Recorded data
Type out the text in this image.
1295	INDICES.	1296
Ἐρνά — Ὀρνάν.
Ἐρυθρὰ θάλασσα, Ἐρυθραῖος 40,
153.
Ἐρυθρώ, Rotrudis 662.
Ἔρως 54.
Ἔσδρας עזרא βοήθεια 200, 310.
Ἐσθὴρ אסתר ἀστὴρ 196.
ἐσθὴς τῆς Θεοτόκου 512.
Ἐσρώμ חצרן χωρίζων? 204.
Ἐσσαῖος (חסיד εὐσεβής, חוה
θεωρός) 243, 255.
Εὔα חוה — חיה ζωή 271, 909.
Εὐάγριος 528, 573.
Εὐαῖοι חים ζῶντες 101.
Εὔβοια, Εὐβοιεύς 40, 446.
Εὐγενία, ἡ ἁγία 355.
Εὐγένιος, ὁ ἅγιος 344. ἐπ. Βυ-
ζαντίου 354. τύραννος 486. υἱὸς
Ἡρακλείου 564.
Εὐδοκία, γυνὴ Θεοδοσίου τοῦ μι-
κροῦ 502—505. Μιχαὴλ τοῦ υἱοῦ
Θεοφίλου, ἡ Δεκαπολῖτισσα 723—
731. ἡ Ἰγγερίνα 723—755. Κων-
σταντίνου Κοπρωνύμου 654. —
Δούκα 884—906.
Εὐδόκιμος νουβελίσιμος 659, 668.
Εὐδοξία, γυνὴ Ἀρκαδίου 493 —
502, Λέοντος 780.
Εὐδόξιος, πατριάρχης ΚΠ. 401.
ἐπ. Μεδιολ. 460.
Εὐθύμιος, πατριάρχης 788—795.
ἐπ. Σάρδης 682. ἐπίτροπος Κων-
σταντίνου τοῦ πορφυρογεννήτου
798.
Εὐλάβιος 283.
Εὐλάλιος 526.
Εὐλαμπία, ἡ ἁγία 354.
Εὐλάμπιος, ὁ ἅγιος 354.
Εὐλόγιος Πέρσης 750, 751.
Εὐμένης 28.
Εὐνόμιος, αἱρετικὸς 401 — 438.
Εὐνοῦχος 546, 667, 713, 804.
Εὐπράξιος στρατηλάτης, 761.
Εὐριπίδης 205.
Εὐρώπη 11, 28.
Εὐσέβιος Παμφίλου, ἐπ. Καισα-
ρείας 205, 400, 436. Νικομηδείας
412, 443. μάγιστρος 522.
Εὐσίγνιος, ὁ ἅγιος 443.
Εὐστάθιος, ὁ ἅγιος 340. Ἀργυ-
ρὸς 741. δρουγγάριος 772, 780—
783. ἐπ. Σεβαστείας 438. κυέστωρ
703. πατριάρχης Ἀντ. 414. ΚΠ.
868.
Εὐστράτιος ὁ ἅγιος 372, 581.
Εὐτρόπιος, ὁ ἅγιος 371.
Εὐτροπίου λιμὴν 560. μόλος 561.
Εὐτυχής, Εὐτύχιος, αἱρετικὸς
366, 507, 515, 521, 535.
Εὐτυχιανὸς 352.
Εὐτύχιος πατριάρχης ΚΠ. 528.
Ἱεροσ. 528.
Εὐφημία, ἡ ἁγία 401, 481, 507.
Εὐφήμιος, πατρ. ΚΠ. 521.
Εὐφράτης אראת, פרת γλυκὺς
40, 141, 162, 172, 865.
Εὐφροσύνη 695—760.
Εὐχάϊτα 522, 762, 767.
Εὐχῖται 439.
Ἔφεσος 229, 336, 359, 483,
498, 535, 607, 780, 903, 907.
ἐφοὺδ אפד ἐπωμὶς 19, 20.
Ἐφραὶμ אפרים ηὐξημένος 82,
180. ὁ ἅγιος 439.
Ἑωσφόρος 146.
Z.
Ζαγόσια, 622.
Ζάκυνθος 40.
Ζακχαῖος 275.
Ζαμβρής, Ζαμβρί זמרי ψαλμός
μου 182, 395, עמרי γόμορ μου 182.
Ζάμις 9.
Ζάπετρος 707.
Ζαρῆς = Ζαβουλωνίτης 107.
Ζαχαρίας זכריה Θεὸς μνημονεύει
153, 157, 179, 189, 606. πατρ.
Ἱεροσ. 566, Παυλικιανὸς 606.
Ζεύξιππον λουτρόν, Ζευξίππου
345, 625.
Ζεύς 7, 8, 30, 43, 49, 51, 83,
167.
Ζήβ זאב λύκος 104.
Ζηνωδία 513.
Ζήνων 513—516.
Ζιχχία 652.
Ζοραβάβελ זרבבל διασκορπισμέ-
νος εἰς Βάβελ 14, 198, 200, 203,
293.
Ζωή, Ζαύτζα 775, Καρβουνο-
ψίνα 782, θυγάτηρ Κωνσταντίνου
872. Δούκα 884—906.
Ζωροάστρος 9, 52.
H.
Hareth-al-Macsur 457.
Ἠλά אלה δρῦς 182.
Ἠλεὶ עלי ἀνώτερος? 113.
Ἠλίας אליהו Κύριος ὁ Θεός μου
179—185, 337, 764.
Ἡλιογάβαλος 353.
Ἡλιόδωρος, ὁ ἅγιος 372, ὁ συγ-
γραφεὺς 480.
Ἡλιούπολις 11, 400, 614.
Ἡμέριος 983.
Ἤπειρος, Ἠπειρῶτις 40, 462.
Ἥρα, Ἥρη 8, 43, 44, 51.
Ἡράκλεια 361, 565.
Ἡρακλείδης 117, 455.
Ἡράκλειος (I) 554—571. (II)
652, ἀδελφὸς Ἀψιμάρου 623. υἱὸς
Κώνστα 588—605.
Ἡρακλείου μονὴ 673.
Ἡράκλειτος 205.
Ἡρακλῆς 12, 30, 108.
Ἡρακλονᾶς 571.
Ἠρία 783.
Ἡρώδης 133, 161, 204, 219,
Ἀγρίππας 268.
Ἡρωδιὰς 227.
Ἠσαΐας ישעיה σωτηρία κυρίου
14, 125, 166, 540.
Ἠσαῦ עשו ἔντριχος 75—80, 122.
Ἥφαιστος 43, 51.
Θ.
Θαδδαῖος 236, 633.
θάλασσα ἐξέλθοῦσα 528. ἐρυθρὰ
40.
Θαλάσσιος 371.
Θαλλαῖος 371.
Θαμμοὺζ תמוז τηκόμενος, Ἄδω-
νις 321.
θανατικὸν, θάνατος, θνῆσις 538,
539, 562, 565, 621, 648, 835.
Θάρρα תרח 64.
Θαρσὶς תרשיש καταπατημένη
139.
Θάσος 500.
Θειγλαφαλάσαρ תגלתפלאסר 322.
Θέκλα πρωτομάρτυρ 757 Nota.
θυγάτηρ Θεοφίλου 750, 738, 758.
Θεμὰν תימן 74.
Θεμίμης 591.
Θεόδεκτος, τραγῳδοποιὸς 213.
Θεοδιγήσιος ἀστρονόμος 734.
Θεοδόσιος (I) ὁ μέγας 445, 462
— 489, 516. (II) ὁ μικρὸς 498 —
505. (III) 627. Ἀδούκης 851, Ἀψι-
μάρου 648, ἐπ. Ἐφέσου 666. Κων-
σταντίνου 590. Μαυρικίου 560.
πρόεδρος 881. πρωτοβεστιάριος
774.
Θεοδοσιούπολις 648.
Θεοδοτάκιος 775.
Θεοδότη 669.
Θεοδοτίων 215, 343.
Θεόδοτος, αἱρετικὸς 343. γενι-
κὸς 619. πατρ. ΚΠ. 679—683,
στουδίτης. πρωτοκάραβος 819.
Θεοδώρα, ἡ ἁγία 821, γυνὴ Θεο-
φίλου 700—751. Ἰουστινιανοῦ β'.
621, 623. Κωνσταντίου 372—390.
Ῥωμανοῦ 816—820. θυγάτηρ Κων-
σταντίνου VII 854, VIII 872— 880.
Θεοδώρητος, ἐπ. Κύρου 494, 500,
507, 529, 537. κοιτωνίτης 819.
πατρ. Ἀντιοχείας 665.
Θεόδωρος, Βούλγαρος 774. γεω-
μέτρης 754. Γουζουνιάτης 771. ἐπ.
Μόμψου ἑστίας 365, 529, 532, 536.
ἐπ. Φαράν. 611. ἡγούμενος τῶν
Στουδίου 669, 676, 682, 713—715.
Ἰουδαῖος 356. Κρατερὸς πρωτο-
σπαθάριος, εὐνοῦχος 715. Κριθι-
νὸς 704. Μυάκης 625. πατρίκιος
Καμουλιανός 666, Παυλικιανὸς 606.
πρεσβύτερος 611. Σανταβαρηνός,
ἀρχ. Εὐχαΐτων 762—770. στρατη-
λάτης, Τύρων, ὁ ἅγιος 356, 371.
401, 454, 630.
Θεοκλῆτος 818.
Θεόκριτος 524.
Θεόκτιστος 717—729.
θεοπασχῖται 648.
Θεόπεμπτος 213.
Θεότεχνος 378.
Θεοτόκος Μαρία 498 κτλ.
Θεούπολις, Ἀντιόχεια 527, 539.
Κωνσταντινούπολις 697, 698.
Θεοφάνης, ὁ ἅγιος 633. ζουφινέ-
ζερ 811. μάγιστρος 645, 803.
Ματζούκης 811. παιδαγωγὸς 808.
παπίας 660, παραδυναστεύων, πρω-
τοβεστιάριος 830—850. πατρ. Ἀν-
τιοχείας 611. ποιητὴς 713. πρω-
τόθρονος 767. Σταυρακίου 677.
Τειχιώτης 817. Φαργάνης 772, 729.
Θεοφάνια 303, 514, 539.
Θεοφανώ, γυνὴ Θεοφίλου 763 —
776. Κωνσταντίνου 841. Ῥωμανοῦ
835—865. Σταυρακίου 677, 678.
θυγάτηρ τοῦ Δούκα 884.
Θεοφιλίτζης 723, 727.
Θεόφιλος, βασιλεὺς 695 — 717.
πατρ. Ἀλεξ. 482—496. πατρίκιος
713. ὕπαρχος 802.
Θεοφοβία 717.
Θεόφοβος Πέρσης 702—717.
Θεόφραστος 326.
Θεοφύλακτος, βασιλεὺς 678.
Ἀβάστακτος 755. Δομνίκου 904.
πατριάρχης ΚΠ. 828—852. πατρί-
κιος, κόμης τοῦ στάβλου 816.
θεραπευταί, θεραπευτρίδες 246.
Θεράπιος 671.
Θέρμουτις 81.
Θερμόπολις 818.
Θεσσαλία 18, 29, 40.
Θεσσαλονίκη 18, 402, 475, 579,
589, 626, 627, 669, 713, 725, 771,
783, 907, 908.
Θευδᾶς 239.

> _Prompt_:
Which lines include the word "Σταυρακίου"? Copy every one of them.

> _Reply to the exercise_:
τόθρονος 767. Σταυρακίου 677.
835—865. Σταυρακίου 677, 678.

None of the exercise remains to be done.